Exactly reproduce the lines that follow.

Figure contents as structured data

-- START --

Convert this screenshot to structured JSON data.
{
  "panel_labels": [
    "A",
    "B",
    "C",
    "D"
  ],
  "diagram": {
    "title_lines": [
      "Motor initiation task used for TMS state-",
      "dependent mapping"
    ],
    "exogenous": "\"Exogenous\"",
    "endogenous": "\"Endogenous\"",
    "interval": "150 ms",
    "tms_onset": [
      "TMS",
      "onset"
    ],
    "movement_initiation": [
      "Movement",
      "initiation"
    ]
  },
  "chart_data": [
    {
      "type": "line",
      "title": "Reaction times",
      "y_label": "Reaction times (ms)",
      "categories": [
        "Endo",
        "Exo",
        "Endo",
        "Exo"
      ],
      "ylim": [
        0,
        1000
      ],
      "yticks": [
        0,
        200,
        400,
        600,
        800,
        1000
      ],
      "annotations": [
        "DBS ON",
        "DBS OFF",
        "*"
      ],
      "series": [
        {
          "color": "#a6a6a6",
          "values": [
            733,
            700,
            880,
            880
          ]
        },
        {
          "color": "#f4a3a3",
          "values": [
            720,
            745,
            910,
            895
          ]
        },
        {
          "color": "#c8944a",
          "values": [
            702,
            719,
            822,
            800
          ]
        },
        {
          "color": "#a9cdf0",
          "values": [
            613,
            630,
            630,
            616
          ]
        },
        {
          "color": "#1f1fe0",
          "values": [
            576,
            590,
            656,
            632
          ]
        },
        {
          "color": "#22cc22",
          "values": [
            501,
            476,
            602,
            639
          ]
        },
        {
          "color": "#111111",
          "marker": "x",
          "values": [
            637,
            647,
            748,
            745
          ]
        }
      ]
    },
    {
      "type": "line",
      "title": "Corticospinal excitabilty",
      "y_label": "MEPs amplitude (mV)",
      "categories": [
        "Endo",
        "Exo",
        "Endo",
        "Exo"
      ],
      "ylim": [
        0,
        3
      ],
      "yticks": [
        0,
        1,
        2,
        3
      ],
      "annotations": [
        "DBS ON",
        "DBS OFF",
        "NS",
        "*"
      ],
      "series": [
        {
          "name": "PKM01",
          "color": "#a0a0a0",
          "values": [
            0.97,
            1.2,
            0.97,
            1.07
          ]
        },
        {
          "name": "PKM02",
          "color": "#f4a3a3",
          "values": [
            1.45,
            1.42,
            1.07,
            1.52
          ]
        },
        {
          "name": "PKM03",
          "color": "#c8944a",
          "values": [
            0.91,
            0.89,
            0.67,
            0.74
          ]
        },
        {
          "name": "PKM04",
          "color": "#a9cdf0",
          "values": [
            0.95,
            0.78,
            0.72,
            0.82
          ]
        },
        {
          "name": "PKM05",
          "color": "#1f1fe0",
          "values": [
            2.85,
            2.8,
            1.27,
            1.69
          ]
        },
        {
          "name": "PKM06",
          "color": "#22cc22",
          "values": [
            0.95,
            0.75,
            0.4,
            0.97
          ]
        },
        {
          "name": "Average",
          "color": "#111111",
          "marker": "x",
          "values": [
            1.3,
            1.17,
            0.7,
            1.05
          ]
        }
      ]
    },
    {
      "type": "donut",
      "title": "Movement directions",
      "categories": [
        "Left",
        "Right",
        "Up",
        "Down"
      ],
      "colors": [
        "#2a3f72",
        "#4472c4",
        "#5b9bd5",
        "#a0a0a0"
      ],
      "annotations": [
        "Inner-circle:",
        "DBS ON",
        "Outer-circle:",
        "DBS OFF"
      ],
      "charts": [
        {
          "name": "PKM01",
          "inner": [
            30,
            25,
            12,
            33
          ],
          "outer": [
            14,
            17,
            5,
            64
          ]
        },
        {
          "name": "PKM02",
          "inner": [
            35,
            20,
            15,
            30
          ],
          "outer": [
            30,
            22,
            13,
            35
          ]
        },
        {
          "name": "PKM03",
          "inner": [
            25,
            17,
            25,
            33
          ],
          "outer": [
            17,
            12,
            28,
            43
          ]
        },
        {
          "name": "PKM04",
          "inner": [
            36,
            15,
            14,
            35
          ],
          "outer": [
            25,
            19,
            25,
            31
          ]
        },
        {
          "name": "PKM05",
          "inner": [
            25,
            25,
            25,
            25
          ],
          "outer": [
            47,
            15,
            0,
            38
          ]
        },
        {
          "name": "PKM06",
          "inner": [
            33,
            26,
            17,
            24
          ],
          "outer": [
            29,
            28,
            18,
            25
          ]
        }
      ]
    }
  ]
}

-- END --

--- Solution to this exercise ---
Convert this screenshot to structured JSON data.
{
  "panel_labels": [
    "A",
    "B",
    "C",
    "D"
  ],
  "diagram": {
    "title_lines": [
      "Motor initiation task used for TMS state-",
      "dependent mapping"
    ],
    "exogenous": "\"Exogenous\"",
    "endogenous": "\"Endogenous\"",
    "interval": "150 ms",
    "tms_onset": [
      "TMS",
      "onset"
    ],
    "movement_initiation": [
      "Movement",
      "initiation"
    ]
  },
  "chart_data": [
    {
      "type": "line",
      "title": "Reaction times",
      "y_label": "Reaction times (ms)",
      "categories": [
        "Endo",
        "Exo",
        "Endo",
        "Exo"
      ],
      "ylim": [
        0,
        1000
      ],
      "yticks": [
        0,
        200,
        400,
        600,
        800,
        1000
      ],
      "annotations": [
        "DBS ON",
        "DBS OFF",
        "*"
      ],
      "series": [
        {
          "color": "#a6a6a6",
          "values": [
            733,
            700,
            880,
            880
          ]
        },
        {
          "color": "#f4a3a3",
          "values": [
            720,
            745,
            910,
            895
          ]
        },
        {
          "color": "#c8944a",
          "values": [
            702,
            719,
            822,
            800
          ]
        },
        {
          "color": "#a9cdf0",
          "values": [
            613,
            630,
            630,
            616
          ]
        },
        {
          "color": "#1f1fe0",
          "values": [
            576,
            590,
            656,
            632
          ]
        },
        {
          "color": "#22cc22",
          "values": [
            501,
            476,
            602,
            639
          ]
        },
        {
          "color": "#111111",
          "marker": "x",
          "values": [
            637,
            647,
            748,
            745
          ]
        }
      ]
    },
    {
      "type": "line",
      "title": "Corticospinal excitabilty",
      "y_label": "MEPs amplitude (mV)",
      "categories": [
        "Endo",
        "Exo",
        "Endo",
        "Exo"
      ],
      "ylim": [
        0,
        3
      ],
      "yticks": [
        0,
        1,
        2,
        3
      ],
      "annotations": [
        "DBS ON",
        "DBS OFF",
        "NS",
        "*"
      ],
      "series": [
        {
          "name": "PKM01",
          "color": "#a0a0a0",
          "values": [
            0.97,
            1.2,
            0.97,
            1.07
          ]
        },
        {
          "name": "PKM02",
          "color": "#f4a3a3",
          "values": [
            1.45,
            1.42,
            1.07,
            1.52
          ]
        },
        {
          "name": "PKM03",
          "color": "#c8944a",
          "values": [
            0.91,
            0.89,
            0.67,
            0.74
          ]
        },
        {
          "name": "PKM04",
          "color": "#a9cdf0",
          "values": [
            0.95,
            0.78,
            0.72,
            0.82
          ]
        },
        {
          "name": "PKM05",
          "color": "#1f1fe0",
          "values": [
            2.85,
            2.8,
            1.27,
            1.69
          ]
        },
        {
          "name": "PKM06",
          "color": "#22cc22",
          "values": [
            0.95,
            0.75,
            0.4,
            0.97
          ]
        },
        {
          "name": "Average",
          "color": "#111111",
          "marker": "x",
          "values": [
            1.3,
            1.17,
            0.7,
            1.05
          ]
        }
      ]
    },
    {
      "type": "donut",
      "title": "Movement directions",
      "categories": [
        "Left",
        "Right",
        "Up",
        "Down"
      ],
      "colors": [
        "#2a3f72",
        "#4472c4",
        "#5b9bd5",
        "#a0a0a0"
      ],
      "annotations": [
        "Inner-circle:",
        "DBS ON",
        "Outer-circle:",
        "DBS OFF"
      ],
      "charts": [
        {
          "name": "PKM01",
          "inner": [
            30,
            25,
            12,
            33
          ],
          "outer": [
            14,
            17,
            5,
            64
          ]
        },
        {
          "name": "PKM02",
          "inner": [
            35,
            20,
            15,
            30
          ],
          "outer": [
            30,
            22,
            13,
            35
          ]
        },
        {
          "name": "PKM03",
          "inner": [
            25,
            17,
            25,
            33
          ],
          "outer": [
            17,
            12,
            28,
            43
          ]
        },
        {
          "name": "PKM04",
          "inner": [
            36,
            15,
            14,
            35
          ],
          "outer": [
            25,
            19,
            25,
            31
          ]
        },
        {
          "name": "PKM05",
          "inner": [
            25,
            25,
            25,
            25
          ],
          "outer": [
            47,
            15,
            0,
            38
          ]
        },
        {
          "name": "PKM06",
          "inner": [
            33,
            26,
            17,
            24
          ],
          "outer": [
            29,
            28,
            18,
            25
          ]
        }
      ]
    }
  ]
}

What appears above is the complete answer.